Copy each line that contains the string "Республика".

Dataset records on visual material
....
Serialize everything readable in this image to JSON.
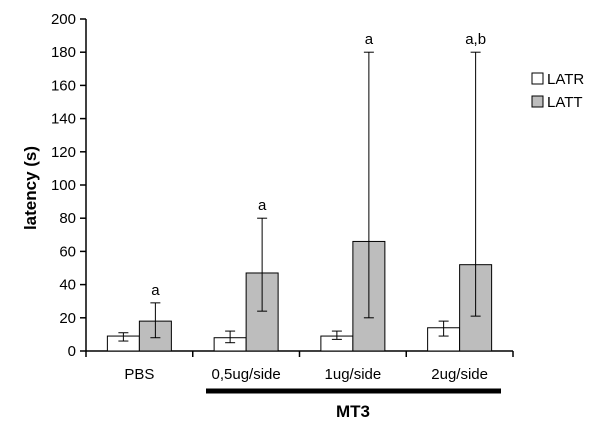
{
  "chart_data": {
    "type": "bar",
    "ylabel": "latency (s)",
    "xlabel": "",
    "ylim": [
      0,
      200
    ],
    "yticks": [
      0,
      20,
      40,
      60,
      80,
      100,
      120,
      140,
      160,
      180,
      200
    ],
    "categories": [
      "PBS",
      "0,5ug/side",
      "1ug/side",
      "2ug/side"
    ],
    "series": [
      {
        "name": "LATR",
        "color": "#ffffff",
        "values": [
          9,
          8,
          9,
          14
        ],
        "error_low": [
          6,
          5,
          7,
          9
        ],
        "error_high": [
          11,
          12,
          12,
          18
        ],
        "annotations": [
          "",
          "",
          "",
          ""
        ]
      },
      {
        "name": "LATT",
        "color": "#bdbdbd",
        "values": [
          18,
          47,
          66,
          52
        ],
        "error_low": [
          8,
          24,
          20,
          21
        ],
        "error_high": [
          29,
          80,
          180,
          180
        ],
        "annotations": [
          "a",
          "a",
          "a",
          "a,b"
        ]
      }
    ],
    "group_label": "MT3",
    "legend_position": "right",
    "grid": false
  }
}
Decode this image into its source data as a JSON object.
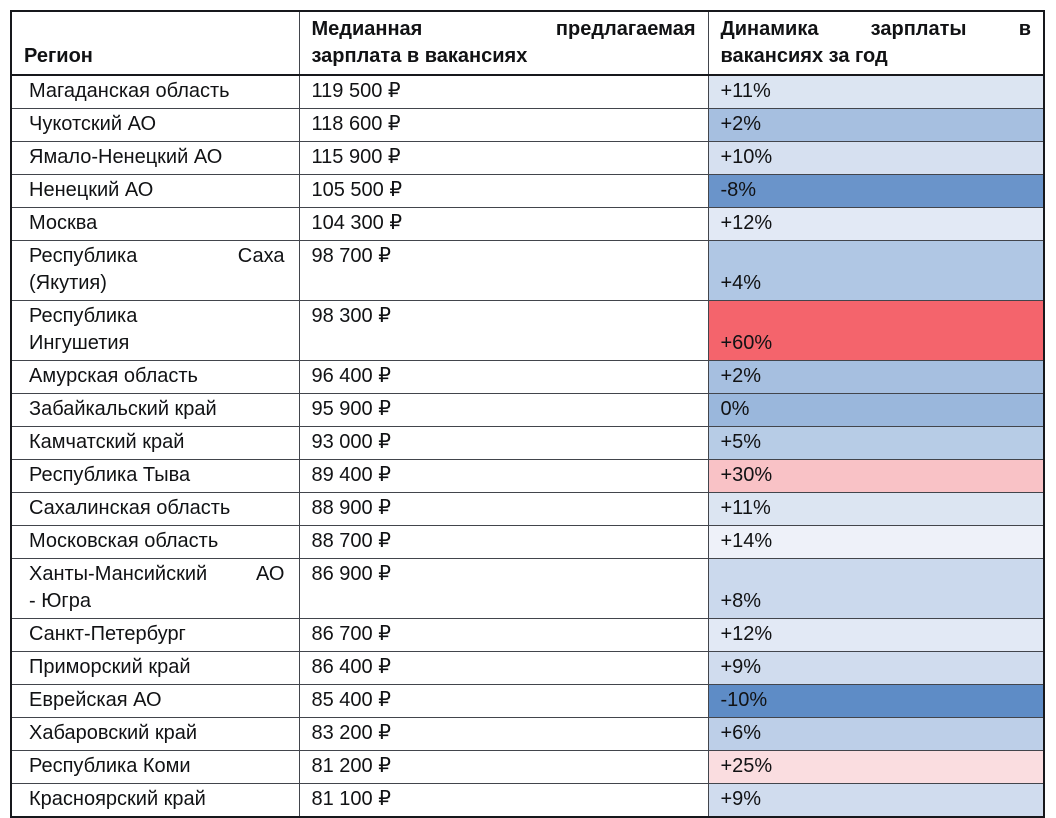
{
  "table": {
    "header": [
      {
        "id": "region",
        "lines": [
          "Регион"
        ]
      },
      {
        "id": "salary",
        "lines": [
          "Медианная предлагаемая",
          "зарплата в вакансиях"
        ]
      },
      {
        "id": "dynamics",
        "lines": [
          "Динамика зарплаты в",
          "вакансиях за год"
        ]
      }
    ],
    "rows": [
      {
        "region_lines": [
          "Магаданская область"
        ],
        "salary": "119 500 ₽",
        "dynamics": "+11%",
        "dynamics_bg": "#dce5f2"
      },
      {
        "region_lines": [
          "Чукотский АО"
        ],
        "salary": "118 600 ₽",
        "dynamics": "+2%",
        "dynamics_bg": "#a6bfe0"
      },
      {
        "region_lines": [
          "Ямало-Ненецкий АО"
        ],
        "salary": "115 900 ₽",
        "dynamics": "+10%",
        "dynamics_bg": "#d6e0f0"
      },
      {
        "region_lines": [
          "Ненецкий АО"
        ],
        "salary": "105 500 ₽",
        "dynamics": "-8%",
        "dynamics_bg": "#6a94ca"
      },
      {
        "region_lines": [
          "Москва"
        ],
        "salary": "104 300 ₽",
        "dynamics": "+12%",
        "dynamics_bg": "#e2e9f5"
      },
      {
        "region_lines": [
          "Республика Саха",
          "(Якутия)"
        ],
        "salary": "98 700 ₽",
        "dynamics": "+4%",
        "dynamics_bg": "#b0c7e4"
      },
      {
        "region_lines": [
          "Республика",
          "Ингушетия"
        ],
        "salary": "98 300 ₽",
        "dynamics": "+60%",
        "dynamics_bg": "#f4646c"
      },
      {
        "region_lines": [
          "Амурская область"
        ],
        "salary": "96 400 ₽",
        "dynamics": "+2%",
        "dynamics_bg": "#a6bfe0"
      },
      {
        "region_lines": [
          "Забайкальский край"
        ],
        "salary": "95 900 ₽",
        "dynamics": "0%",
        "dynamics_bg": "#9ab7dc"
      },
      {
        "region_lines": [
          "Камчатский край"
        ],
        "salary": "93 000 ₽",
        "dynamics": "+5%",
        "dynamics_bg": "#b7cce6"
      },
      {
        "region_lines": [
          "Республика Тыва"
        ],
        "salary": "89 400 ₽",
        "dynamics": "+30%",
        "dynamics_bg": "#f9c2c6"
      },
      {
        "region_lines": [
          "Сахалинская область"
        ],
        "salary": "88 900 ₽",
        "dynamics": "+11%",
        "dynamics_bg": "#dce5f2"
      },
      {
        "region_lines": [
          "Московская область"
        ],
        "salary": "88 700 ₽",
        "dynamics": "+14%",
        "dynamics_bg": "#eef1f9"
      },
      {
        "region_lines": [
          "Ханты-Мансийский АО",
          "- Югра"
        ],
        "salary": "86 900 ₽",
        "dynamics": "+8%",
        "dynamics_bg": "#cbd9ed"
      },
      {
        "region_lines": [
          "Санкт-Петербург"
        ],
        "salary": "86 700 ₽",
        "dynamics": "+12%",
        "dynamics_bg": "#e2e9f5"
      },
      {
        "region_lines": [
          "Приморский край"
        ],
        "salary": "86 400 ₽",
        "dynamics": "+9%",
        "dynamics_bg": "#d0dcee"
      },
      {
        "region_lines": [
          "Еврейская АО"
        ],
        "salary": "85 400 ₽",
        "dynamics": "-10%",
        "dynamics_bg": "#5e8cc6"
      },
      {
        "region_lines": [
          "Хабаровский край"
        ],
        "salary": "83 200 ₽",
        "dynamics": "+6%",
        "dynamics_bg": "#bdcfe8"
      },
      {
        "region_lines": [
          "Республика Коми"
        ],
        "salary": "81 200 ₽",
        "dynamics": "+25%",
        "dynamics_bg": "#fadde0"
      },
      {
        "region_lines": [
          "Красноярский край"
        ],
        "salary": "81 100 ₽",
        "dynamics": "+9%",
        "dynamics_bg": "#d0dcee"
      }
    ],
    "colors": {
      "negative_extreme": "#5e8cc6",
      "neutral_midpoint": "#eef1f9",
      "positive_extreme": "#f4646c",
      "border_inner": "#42454c",
      "border_outer": "#17181c"
    }
  }
}
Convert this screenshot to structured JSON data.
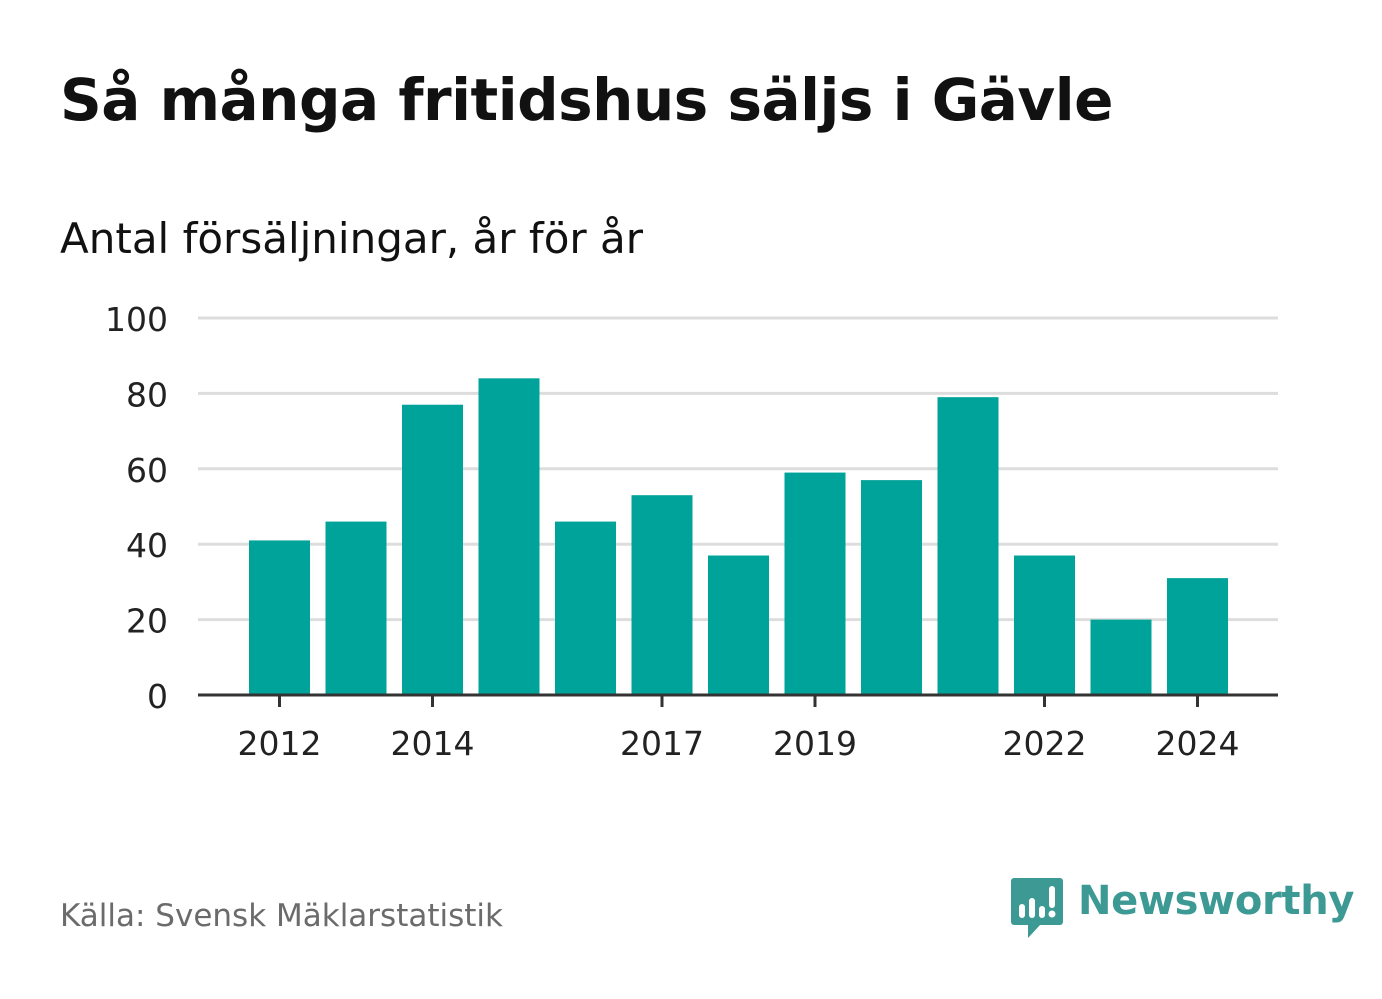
{
  "header": {
    "title": "Så många fritidshus säljs i Gävle",
    "subtitle": "Antal försäljningar, år för år"
  },
  "footer": {
    "source": "Källa: Svensk Mäklarstatistik",
    "brand": "Newsworthy",
    "brand_icon": "bar-chart-speech-bubble-icon"
  },
  "colors": {
    "bar": "#00a39a",
    "grid": "#dddddd",
    "axis": "#333333",
    "brand": "#3d9994"
  },
  "chart_data": {
    "type": "bar",
    "categories": [
      "2012",
      "2013",
      "2014",
      "2015",
      "2016",
      "2017",
      "2018",
      "2019",
      "2020",
      "2021",
      "2022",
      "2023",
      "2024"
    ],
    "values": [
      41,
      46,
      77,
      84,
      46,
      53,
      37,
      59,
      57,
      79,
      37,
      20,
      31
    ],
    "x_tick_labels": [
      "2012",
      "2014",
      "2017",
      "2019",
      "2022",
      "2024"
    ],
    "y_ticks": [
      0,
      20,
      40,
      60,
      80,
      100
    ],
    "ylim": [
      0,
      100
    ],
    "grid": true,
    "legend": "none"
  }
}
....
OUTPUT OF THE EXERCISE —
          "Республика Саха",
          "Республика",
          "Республика Тыва"
          "Республика Коми"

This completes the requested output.